__Data extract__.
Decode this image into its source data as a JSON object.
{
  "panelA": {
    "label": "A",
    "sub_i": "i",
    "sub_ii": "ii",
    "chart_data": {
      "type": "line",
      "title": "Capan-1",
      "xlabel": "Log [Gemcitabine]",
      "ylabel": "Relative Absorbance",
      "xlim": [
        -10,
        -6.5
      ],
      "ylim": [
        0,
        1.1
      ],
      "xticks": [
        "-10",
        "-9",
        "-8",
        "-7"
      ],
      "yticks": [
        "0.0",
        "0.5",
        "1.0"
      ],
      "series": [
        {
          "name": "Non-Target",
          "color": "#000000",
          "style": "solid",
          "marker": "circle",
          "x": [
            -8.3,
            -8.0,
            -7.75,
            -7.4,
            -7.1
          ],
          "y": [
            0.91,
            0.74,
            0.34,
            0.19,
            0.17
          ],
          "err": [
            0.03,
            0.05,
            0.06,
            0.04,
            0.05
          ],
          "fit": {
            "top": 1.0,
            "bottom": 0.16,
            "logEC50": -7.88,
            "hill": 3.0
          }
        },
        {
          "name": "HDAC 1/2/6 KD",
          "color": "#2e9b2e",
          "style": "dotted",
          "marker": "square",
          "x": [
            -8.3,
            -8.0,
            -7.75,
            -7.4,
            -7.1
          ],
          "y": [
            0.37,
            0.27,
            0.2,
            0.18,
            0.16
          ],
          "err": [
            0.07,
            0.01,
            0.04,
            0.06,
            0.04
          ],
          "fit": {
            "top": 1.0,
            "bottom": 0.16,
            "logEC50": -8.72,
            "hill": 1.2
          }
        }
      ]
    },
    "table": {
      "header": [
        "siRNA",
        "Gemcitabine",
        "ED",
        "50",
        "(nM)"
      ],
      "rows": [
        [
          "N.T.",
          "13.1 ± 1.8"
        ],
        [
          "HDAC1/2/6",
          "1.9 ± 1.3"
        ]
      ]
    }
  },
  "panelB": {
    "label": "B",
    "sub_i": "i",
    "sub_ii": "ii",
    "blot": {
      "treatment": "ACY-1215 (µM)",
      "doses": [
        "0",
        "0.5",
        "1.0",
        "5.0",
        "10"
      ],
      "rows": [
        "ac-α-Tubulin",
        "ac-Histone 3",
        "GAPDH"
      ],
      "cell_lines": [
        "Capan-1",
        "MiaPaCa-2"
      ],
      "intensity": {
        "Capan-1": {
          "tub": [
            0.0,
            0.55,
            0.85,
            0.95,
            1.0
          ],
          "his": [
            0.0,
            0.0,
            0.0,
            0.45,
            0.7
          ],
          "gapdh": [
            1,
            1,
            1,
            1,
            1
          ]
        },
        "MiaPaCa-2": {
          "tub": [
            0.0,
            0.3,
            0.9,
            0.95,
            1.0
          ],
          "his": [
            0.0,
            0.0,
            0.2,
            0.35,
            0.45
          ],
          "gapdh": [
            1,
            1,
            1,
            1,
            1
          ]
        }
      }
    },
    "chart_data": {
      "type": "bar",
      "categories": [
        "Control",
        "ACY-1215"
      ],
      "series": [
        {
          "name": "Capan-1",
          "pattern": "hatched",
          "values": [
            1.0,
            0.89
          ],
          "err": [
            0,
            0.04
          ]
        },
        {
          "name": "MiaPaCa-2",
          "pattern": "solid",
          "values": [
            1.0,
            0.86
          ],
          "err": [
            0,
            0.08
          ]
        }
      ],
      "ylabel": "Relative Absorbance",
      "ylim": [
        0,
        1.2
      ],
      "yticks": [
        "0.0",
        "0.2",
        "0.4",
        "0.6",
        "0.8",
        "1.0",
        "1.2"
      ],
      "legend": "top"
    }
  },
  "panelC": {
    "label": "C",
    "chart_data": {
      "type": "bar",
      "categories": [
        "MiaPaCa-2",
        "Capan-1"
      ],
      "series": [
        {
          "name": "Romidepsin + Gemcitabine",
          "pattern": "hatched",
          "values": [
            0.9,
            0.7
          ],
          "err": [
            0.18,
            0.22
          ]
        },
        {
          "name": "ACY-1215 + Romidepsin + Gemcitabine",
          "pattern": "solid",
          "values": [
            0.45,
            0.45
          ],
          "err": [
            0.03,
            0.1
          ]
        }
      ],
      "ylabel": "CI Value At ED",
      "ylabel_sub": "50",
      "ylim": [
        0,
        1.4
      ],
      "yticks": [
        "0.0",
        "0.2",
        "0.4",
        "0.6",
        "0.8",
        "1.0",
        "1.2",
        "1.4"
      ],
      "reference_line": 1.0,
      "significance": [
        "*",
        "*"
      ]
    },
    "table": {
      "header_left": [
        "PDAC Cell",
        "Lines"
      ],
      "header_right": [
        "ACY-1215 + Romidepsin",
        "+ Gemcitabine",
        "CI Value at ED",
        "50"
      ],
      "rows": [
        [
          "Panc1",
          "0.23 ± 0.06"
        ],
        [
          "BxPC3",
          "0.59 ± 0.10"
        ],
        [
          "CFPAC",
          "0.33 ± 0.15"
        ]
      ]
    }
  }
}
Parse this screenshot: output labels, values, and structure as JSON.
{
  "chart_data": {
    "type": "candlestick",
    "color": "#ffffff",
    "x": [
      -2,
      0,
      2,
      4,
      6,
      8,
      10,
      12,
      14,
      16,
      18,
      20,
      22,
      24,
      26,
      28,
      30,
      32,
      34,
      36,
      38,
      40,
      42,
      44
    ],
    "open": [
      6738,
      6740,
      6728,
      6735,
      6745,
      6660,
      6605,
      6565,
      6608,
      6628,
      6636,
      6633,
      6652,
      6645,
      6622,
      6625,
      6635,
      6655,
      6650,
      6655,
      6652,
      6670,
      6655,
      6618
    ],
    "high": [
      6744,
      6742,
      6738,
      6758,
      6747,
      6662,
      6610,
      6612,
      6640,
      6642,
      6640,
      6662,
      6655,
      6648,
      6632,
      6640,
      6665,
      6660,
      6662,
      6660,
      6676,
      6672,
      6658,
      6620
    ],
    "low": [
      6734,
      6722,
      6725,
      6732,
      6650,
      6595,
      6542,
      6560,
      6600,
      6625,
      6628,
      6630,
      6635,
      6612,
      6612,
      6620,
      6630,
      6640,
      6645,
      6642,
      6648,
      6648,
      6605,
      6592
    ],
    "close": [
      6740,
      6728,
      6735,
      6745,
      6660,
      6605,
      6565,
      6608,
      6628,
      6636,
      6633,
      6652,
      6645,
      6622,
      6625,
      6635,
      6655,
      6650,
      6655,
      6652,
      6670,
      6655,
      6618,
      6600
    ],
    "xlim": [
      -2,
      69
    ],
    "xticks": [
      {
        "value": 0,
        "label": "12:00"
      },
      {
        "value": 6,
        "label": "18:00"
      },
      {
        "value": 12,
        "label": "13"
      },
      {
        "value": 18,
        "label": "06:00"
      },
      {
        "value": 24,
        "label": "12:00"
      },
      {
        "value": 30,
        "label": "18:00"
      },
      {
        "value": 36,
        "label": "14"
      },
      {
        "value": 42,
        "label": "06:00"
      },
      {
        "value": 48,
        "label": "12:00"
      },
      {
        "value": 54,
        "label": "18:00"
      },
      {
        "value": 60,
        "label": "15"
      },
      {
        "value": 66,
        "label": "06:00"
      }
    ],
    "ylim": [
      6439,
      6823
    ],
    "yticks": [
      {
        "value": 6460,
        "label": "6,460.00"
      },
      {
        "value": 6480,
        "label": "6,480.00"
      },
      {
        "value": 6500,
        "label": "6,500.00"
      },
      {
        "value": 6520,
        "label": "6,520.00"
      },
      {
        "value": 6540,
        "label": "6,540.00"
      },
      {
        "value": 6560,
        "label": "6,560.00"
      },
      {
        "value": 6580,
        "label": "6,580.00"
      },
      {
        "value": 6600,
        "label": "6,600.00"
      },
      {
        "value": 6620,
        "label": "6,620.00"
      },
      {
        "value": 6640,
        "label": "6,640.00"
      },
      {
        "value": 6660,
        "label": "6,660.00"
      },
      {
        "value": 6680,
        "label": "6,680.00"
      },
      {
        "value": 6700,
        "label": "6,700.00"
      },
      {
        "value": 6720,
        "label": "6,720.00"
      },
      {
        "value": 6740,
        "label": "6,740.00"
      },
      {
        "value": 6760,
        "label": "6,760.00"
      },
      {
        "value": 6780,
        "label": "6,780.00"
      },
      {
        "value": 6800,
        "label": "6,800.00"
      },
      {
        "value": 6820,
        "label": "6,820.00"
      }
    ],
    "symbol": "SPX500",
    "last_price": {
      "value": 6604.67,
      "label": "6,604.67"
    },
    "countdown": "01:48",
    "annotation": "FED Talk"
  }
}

__Your goal__.
Look for the word "JSON" and return every line where it occurs.

__Problem solution__.
Decode this image into its source data as a JSON object.
Parse this screenshot: output labels, values, and structure as JSON.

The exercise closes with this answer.